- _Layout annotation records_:
───

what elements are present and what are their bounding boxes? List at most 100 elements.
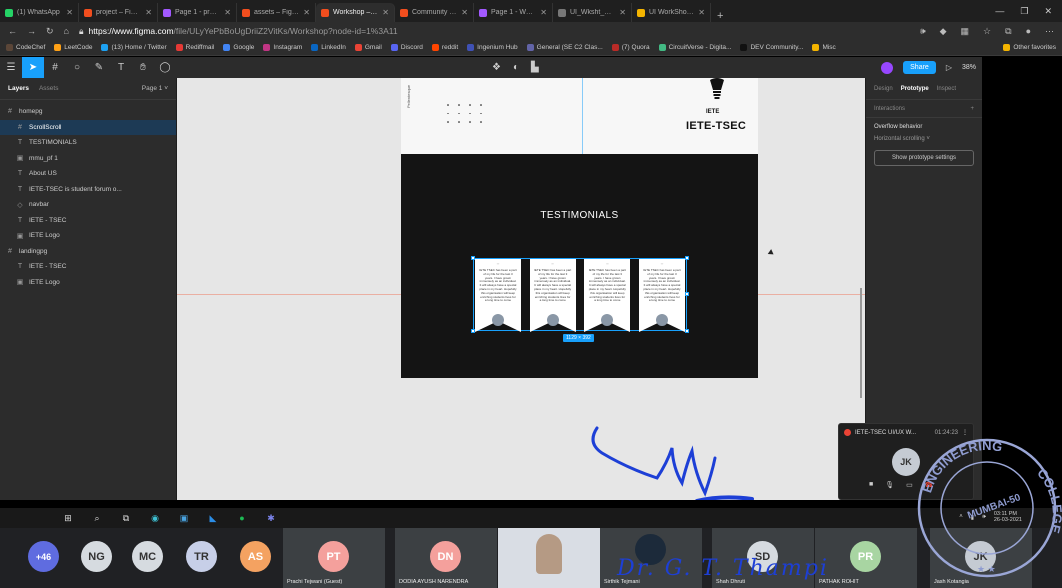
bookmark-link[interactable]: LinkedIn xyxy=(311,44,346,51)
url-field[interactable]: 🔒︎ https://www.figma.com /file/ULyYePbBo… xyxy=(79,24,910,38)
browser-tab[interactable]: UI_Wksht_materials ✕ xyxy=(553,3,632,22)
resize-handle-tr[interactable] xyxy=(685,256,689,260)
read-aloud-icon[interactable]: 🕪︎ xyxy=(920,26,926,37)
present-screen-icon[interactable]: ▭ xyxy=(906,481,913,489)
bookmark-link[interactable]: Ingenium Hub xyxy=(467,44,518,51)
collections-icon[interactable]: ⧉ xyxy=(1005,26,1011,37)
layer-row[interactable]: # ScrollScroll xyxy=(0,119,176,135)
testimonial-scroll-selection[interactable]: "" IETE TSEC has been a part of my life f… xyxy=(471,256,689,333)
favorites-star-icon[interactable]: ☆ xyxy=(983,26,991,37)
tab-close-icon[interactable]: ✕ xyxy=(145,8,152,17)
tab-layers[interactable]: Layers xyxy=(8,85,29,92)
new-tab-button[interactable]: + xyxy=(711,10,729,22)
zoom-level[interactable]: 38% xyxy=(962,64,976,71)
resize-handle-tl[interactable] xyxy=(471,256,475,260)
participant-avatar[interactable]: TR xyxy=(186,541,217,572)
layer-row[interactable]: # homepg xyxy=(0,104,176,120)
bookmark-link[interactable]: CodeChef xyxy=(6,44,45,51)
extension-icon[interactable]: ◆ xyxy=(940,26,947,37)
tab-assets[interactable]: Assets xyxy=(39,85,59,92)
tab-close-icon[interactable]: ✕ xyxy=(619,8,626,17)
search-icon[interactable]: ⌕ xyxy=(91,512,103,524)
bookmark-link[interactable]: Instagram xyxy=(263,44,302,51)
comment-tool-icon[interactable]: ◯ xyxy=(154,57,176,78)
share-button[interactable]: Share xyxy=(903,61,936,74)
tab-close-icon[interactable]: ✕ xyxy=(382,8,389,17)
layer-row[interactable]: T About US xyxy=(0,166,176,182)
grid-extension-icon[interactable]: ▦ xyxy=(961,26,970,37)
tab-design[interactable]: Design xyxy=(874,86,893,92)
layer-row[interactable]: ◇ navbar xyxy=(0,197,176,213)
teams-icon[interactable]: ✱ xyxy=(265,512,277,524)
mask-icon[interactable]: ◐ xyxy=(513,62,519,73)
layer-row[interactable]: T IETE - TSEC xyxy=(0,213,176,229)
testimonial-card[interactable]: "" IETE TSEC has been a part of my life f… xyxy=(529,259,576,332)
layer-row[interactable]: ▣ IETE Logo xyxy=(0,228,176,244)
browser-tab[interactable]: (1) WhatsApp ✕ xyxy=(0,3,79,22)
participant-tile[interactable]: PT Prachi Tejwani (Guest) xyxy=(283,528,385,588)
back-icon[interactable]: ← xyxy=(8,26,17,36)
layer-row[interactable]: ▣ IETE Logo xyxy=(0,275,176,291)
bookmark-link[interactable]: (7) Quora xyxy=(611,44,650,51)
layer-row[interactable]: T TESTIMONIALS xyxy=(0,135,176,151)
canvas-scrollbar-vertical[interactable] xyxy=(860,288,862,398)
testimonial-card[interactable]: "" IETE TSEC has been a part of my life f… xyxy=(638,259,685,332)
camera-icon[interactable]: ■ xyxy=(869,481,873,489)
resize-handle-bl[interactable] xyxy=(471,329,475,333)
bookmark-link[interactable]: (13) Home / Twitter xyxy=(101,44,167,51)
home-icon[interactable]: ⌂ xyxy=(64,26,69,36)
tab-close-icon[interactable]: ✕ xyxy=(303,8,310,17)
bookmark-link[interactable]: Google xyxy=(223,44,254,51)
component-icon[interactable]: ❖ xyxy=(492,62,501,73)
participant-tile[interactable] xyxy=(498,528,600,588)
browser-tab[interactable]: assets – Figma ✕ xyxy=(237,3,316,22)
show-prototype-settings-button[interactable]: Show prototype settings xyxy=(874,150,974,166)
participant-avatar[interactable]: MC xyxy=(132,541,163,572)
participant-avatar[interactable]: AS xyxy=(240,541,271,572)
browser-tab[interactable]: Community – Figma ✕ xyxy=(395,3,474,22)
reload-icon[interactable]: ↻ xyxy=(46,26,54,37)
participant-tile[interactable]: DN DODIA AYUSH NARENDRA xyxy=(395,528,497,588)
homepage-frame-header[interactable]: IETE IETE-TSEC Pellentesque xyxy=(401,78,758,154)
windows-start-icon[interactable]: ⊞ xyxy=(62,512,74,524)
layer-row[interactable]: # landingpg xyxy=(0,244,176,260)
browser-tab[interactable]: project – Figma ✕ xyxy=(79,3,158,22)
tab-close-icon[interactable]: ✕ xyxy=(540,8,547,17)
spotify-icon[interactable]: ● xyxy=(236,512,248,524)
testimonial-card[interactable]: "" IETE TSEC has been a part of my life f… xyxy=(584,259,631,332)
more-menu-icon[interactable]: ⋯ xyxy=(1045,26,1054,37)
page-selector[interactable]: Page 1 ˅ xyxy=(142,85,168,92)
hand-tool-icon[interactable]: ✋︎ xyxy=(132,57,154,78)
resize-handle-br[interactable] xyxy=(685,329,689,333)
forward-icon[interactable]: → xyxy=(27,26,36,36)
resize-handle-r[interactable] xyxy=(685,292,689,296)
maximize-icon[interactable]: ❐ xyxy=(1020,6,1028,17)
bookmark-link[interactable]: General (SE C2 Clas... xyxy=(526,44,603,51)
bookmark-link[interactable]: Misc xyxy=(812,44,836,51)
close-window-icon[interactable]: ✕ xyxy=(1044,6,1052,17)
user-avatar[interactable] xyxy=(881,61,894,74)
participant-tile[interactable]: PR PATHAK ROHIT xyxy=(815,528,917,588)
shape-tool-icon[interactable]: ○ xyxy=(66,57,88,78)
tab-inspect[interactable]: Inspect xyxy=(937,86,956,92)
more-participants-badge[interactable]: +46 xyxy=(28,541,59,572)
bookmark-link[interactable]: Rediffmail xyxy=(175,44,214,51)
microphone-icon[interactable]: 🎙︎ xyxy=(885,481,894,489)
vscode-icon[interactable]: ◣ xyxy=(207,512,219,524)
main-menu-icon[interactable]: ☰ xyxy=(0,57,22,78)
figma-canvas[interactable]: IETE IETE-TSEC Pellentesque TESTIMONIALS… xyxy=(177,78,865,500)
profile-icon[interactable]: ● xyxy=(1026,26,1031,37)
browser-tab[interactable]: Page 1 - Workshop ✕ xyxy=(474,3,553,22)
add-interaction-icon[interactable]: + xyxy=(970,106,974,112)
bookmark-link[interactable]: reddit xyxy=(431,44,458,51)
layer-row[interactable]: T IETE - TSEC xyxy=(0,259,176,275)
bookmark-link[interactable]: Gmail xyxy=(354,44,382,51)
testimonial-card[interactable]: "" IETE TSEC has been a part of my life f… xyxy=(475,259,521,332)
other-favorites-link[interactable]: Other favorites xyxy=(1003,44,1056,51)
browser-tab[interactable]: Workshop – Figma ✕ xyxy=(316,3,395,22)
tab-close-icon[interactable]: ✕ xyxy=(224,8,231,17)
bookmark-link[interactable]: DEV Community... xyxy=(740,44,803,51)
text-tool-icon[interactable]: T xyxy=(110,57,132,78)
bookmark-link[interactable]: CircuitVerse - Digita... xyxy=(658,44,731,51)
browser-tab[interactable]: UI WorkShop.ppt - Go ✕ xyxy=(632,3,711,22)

───

- _What to produce_: Count the lines of the material above that contain the string "handle", and reply with the number alone.

- _Final answer_: 5